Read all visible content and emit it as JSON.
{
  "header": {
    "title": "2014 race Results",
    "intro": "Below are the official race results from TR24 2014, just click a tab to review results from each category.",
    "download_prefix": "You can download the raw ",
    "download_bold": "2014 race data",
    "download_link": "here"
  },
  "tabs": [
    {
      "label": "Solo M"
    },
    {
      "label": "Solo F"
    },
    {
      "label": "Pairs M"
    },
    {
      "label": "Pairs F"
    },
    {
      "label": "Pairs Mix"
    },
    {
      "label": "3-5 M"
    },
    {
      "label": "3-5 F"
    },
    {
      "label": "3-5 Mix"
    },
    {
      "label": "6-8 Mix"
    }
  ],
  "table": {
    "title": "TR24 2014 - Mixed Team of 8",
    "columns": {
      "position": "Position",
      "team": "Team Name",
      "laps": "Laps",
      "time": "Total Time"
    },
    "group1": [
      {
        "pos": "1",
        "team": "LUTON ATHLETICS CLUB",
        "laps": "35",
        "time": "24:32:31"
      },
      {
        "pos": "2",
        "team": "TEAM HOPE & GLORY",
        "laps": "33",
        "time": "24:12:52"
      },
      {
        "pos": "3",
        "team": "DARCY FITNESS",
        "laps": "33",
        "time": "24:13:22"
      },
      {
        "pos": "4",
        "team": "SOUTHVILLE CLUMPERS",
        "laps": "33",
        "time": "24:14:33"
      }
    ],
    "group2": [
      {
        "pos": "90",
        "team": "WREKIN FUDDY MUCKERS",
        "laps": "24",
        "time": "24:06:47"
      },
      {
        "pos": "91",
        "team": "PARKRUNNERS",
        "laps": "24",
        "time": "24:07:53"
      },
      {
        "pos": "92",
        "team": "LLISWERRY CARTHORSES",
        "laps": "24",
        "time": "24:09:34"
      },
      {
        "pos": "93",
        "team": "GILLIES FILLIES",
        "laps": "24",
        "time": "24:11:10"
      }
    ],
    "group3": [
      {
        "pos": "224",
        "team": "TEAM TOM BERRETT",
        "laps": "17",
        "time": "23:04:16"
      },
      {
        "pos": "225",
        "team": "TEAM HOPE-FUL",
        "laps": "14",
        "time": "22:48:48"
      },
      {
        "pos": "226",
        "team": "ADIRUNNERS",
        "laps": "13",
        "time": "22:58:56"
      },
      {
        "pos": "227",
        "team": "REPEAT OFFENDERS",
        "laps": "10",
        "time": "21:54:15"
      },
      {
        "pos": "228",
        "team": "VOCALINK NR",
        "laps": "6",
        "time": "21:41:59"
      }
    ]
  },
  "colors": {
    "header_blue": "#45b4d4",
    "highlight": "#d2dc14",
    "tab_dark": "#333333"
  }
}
···
■ **REQUIRED TASK**:
Search the listing for the word "title" and return each line that holds it.

■ **RIGHT ANSWER**:
    "title": "2014 race Results",
    "title": "TR24 2014 - Mixed Team of 8",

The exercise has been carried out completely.